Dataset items
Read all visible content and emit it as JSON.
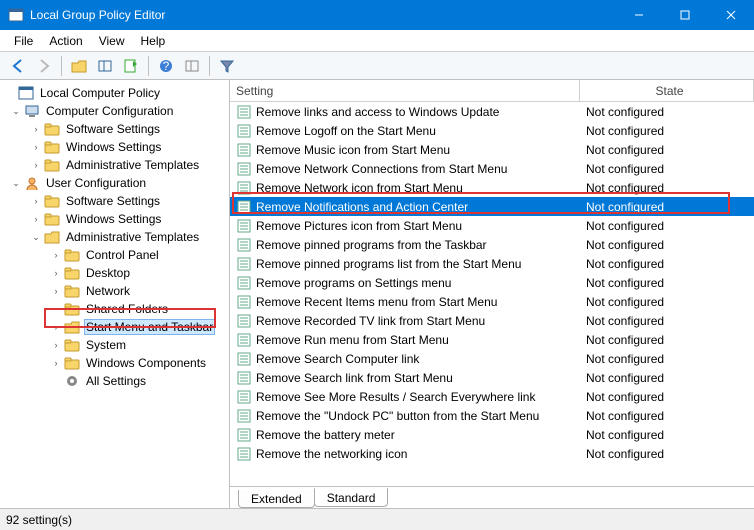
{
  "window": {
    "title": "Local Group Policy Editor"
  },
  "menu": {
    "file": "File",
    "action": "Action",
    "view": "View",
    "help": "Help"
  },
  "tree": {
    "root": "Local Computer Policy",
    "cc": "Computer Configuration",
    "uc": "User Configuration",
    "ss": "Software Settings",
    "ws": "Windows Settings",
    "at": "Administrative Templates",
    "cp": "Control Panel",
    "dk": "Desktop",
    "nw": "Network",
    "sf": "Shared Folders",
    "smt": "Start Menu and Taskbar",
    "sys": "System",
    "wc": "Windows Components",
    "as": "All Settings"
  },
  "columns": {
    "setting": "Setting",
    "state": "State"
  },
  "rows": [
    {
      "s": "Remove links and access to Windows Update",
      "st": "Not configured"
    },
    {
      "s": "Remove Logoff on the Start Menu",
      "st": "Not configured"
    },
    {
      "s": "Remove Music icon from Start Menu",
      "st": "Not configured"
    },
    {
      "s": "Remove Network Connections from Start Menu",
      "st": "Not configured"
    },
    {
      "s": "Remove Network icon from Start Menu",
      "st": "Not configured"
    },
    {
      "s": "Remove Notifications and Action Center",
      "st": "Not configured"
    },
    {
      "s": "Remove Pictures icon from Start Menu",
      "st": "Not configured"
    },
    {
      "s": "Remove pinned programs from the Taskbar",
      "st": "Not configured"
    },
    {
      "s": "Remove pinned programs list from the Start Menu",
      "st": "Not configured"
    },
    {
      "s": "Remove programs on Settings menu",
      "st": "Not configured"
    },
    {
      "s": "Remove Recent Items menu from Start Menu",
      "st": "Not configured"
    },
    {
      "s": "Remove Recorded TV link from Start Menu",
      "st": "Not configured"
    },
    {
      "s": "Remove Run menu from Start Menu",
      "st": "Not configured"
    },
    {
      "s": "Remove Search Computer link",
      "st": "Not configured"
    },
    {
      "s": "Remove Search link from Start Menu",
      "st": "Not configured"
    },
    {
      "s": "Remove See More Results / Search Everywhere link",
      "st": "Not configured"
    },
    {
      "s": "Remove the \"Undock PC\" button from the Start Menu",
      "st": "Not configured"
    },
    {
      "s": "Remove the battery meter",
      "st": "Not configured"
    },
    {
      "s": "Remove the networking icon",
      "st": "Not configured"
    }
  ],
  "tabs": {
    "extended": "Extended",
    "standard": "Standard"
  },
  "status": "92 setting(s)"
}
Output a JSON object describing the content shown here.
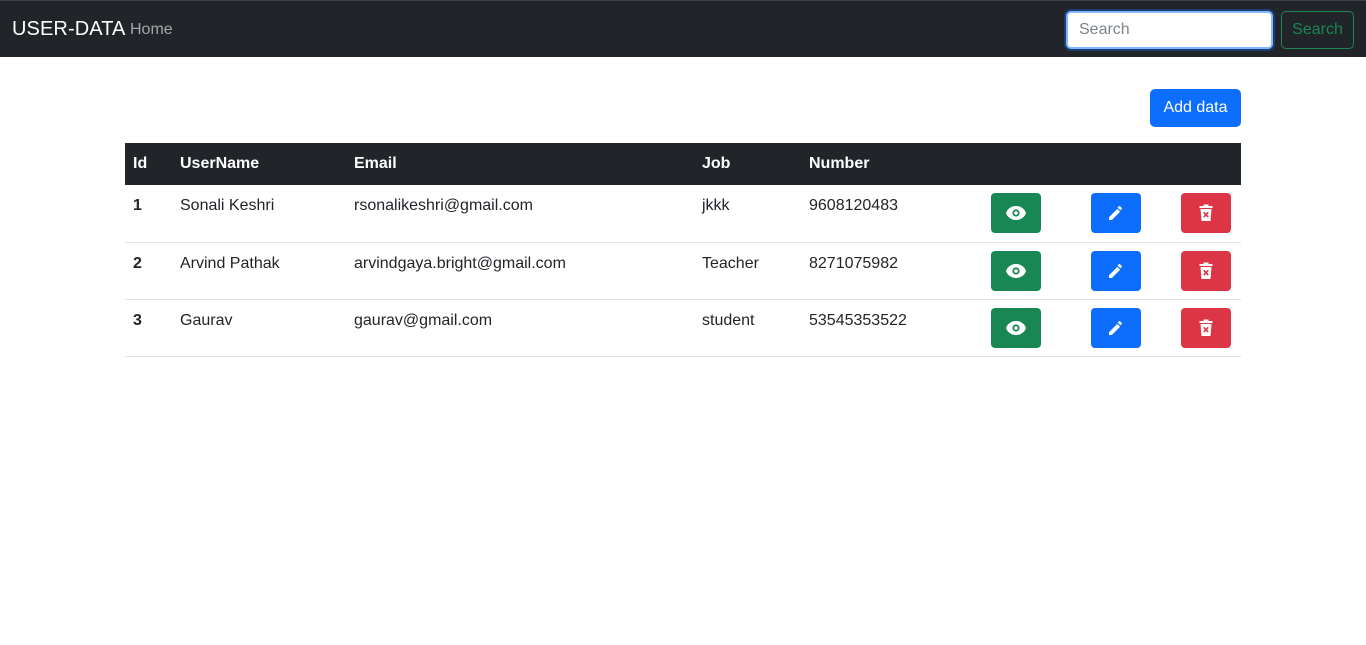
{
  "navbar": {
    "brand": "USER-DATA",
    "home_label": "Home",
    "search_placeholder": "Search",
    "search_value": "",
    "search_button_label": "Search"
  },
  "main": {
    "add_button_label": "Add data"
  },
  "table": {
    "headers": {
      "id": "Id",
      "username": "UserName",
      "email": "Email",
      "job": "Job",
      "number": "Number"
    },
    "rows": [
      {
        "id": "1",
        "username": "Sonali Keshri",
        "email": "rsonalikeshri@gmail.com",
        "job": "jkkk",
        "number": "9608120483"
      },
      {
        "id": "2",
        "username": "Arvind Pathak",
        "email": "arvindgaya.bright@gmail.com",
        "job": "Teacher",
        "number": "8271075982"
      },
      {
        "id": "3",
        "username": "Gaurav",
        "email": "gaurav@gmail.com",
        "job": "student",
        "number": "53545353522"
      }
    ],
    "actions": {
      "view_icon": "eye-icon",
      "edit_icon": "pencil-icon",
      "delete_icon": "trash-icon"
    }
  },
  "colors": {
    "navbar_bg": "#212529",
    "primary": "#0d6efd",
    "success": "#198754",
    "danger": "#dc3545"
  }
}
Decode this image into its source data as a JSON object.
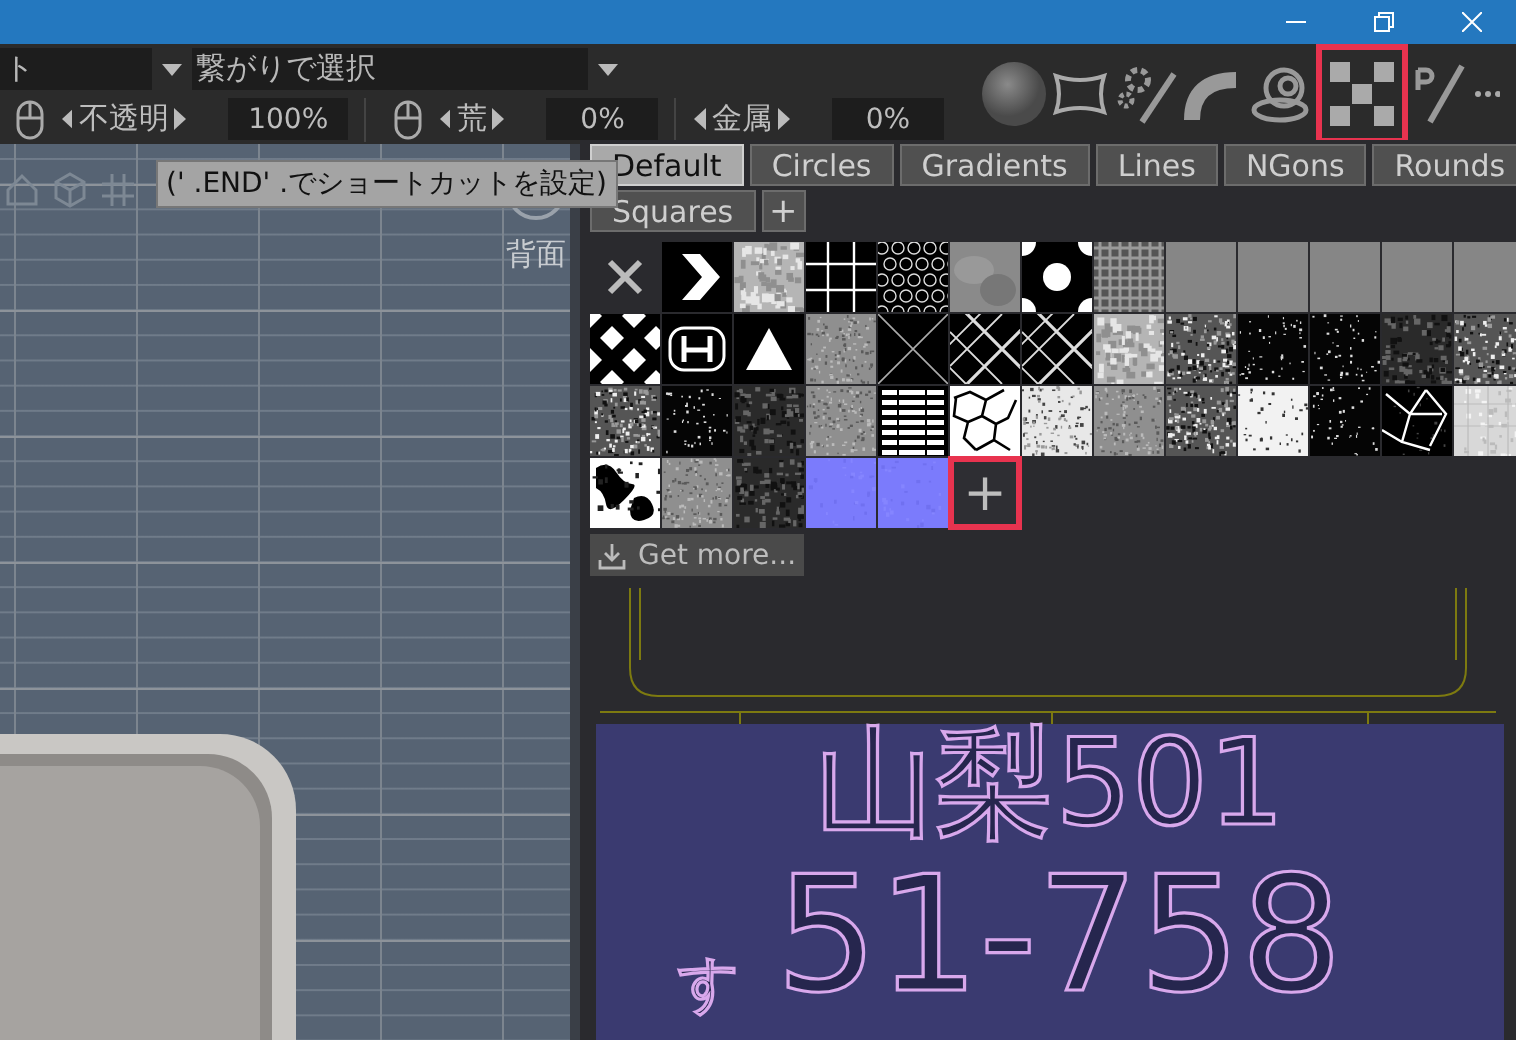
{
  "title_bar": {
    "buttons": [
      {
        "kind": "minimize"
      },
      {
        "kind": "restore"
      },
      {
        "kind": "close"
      }
    ]
  },
  "toolbar": {
    "mode_dropdown": {
      "value": "ト"
    },
    "select_dropdown": {
      "value": "繋がりで選択"
    },
    "params": [
      {
        "label": "不透明",
        "value": "100%",
        "mouse": true
      },
      {
        "label": "荒",
        "value": "0%",
        "mouse": true
      },
      {
        "label": "金属",
        "value": "0%",
        "mouse": false
      }
    ],
    "tools": [
      {
        "kind": "sphere",
        "highlighted": false
      },
      {
        "kind": "warp",
        "highlighted": false
      },
      {
        "kind": "gears",
        "highlighted": false
      },
      {
        "kind": "pipe",
        "highlighted": false
      },
      {
        "kind": "spiral",
        "highlighted": false
      },
      {
        "kind": "checker",
        "highlighted": true
      },
      {
        "kind": "brush",
        "highlighted": false
      },
      {
        "kind": "more",
        "highlighted": false
      }
    ]
  },
  "tooltip": {
    "text": "(' .END' .でショートカットを設定)"
  },
  "viewport": {
    "view_label": "背面"
  },
  "texture_panel": {
    "tabs": [
      {
        "label": "Default",
        "selected": true
      },
      {
        "label": "Circles",
        "selected": false
      },
      {
        "label": "Gradients",
        "selected": false
      },
      {
        "label": "Lines",
        "selected": false
      },
      {
        "label": "NGons",
        "selected": false
      },
      {
        "label": "Rounds",
        "selected": false
      },
      {
        "label": "Squares",
        "selected": false
      }
    ],
    "add_tab": "+",
    "textures": [
      {
        "kind": "none"
      },
      {
        "kind": "chevron"
      },
      {
        "kind": "mottled"
      },
      {
        "kind": "grid"
      },
      {
        "kind": "hex"
      },
      {
        "kind": "cloud"
      },
      {
        "kind": "dots"
      },
      {
        "kind": "plaid"
      },
      {
        "kind": "flat"
      },
      {
        "kind": "flat"
      },
      {
        "kind": "flat"
      },
      {
        "kind": "flat"
      },
      {
        "kind": "flat"
      },
      {
        "kind": "diamonds"
      },
      {
        "kind": "emblem"
      },
      {
        "kind": "triangle"
      },
      {
        "kind": "grain"
      },
      {
        "kind": "cross"
      },
      {
        "kind": "lattice"
      },
      {
        "kind": "lattice"
      },
      {
        "kind": "mottled"
      },
      {
        "kind": "noise"
      },
      {
        "kind": "speckle-dark"
      },
      {
        "kind": "speckle-dark"
      },
      {
        "kind": "noise-dark"
      },
      {
        "kind": "noise"
      },
      {
        "kind": "noise"
      },
      {
        "kind": "speckle-dark"
      },
      {
        "kind": "noise-dark"
      },
      {
        "kind": "grain"
      },
      {
        "kind": "bars"
      },
      {
        "kind": "cells"
      },
      {
        "kind": "noise-light"
      },
      {
        "kind": "grain"
      },
      {
        "kind": "noise"
      },
      {
        "kind": "speckle-light"
      },
      {
        "kind": "speckle-dark"
      },
      {
        "kind": "web"
      },
      {
        "kind": "grid-light"
      },
      {
        "kind": "blotch"
      },
      {
        "kind": "grain"
      },
      {
        "kind": "noise-dark"
      },
      {
        "kind": "normal"
      },
      {
        "kind": "normal"
      }
    ],
    "add_texture": {
      "label": "+",
      "highlighted": true
    },
    "get_more": "Get more..."
  },
  "plate": {
    "region": "山梨501",
    "kana": "す",
    "number": "51-758"
  }
}
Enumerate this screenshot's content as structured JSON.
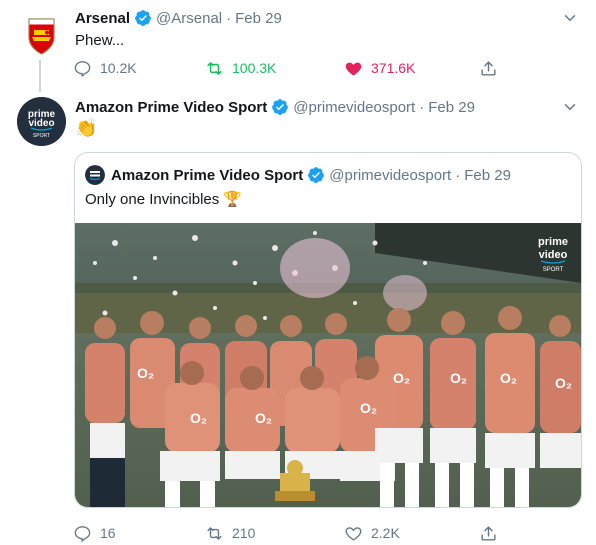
{
  "tweet1": {
    "name": "Arsenal",
    "handle": "@Arsenal",
    "separator": "·",
    "date": "Feb 29",
    "text": "Phew...",
    "replies": "10.2K",
    "retweets": "100.3K",
    "likes": "371.6K",
    "avatar_label": "Arsenal"
  },
  "tweet2": {
    "name": "Amazon Prime Video Sport",
    "handle": "@primevideosport",
    "separator": "·",
    "date": "Feb 29",
    "text": "👏",
    "replies": "16",
    "retweets": "210",
    "likes": "2.2K",
    "avatar_lines": [
      "prime",
      "video",
      "SPORT"
    ]
  },
  "quote": {
    "name": "Amazon Prime Video Sport",
    "handle": "@primevideosport",
    "separator": "·",
    "date": "Feb 29",
    "text": "Only one Invincibles 🏆",
    "media_watermark": [
      "prime",
      "video",
      "SPORT"
    ]
  },
  "colors": {
    "verified": "#1da1f2",
    "retweet_active": "#17bf63",
    "like_active": "#e0245e",
    "muted": "#657786",
    "border": "#ccd6dd"
  }
}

Task goal
Look through the entries and find each line that has the string "from". Copy those lines.

In response
      "s": "Remove Music icon from Start Menu",
      "s": "Remove Network Connections from Start Menu",
      "s": "Remove Network icon from Start Menu",
      "s": "Remove Pictures icon from Start Menu",
      "s": "Remove pinned programs from the Taskbar",
      "s": "Remove pinned programs list from the Start Menu",
      "s": "Remove Recent Items menu from Start Menu",
      "s": "Remove Recorded TV link from Start Menu",
      "s": "Remove Run menu from Start Menu",
      "s": "Remove Search link from Start Menu",
      "s": "Remove the \"Undock PC\" button from the Start Menu",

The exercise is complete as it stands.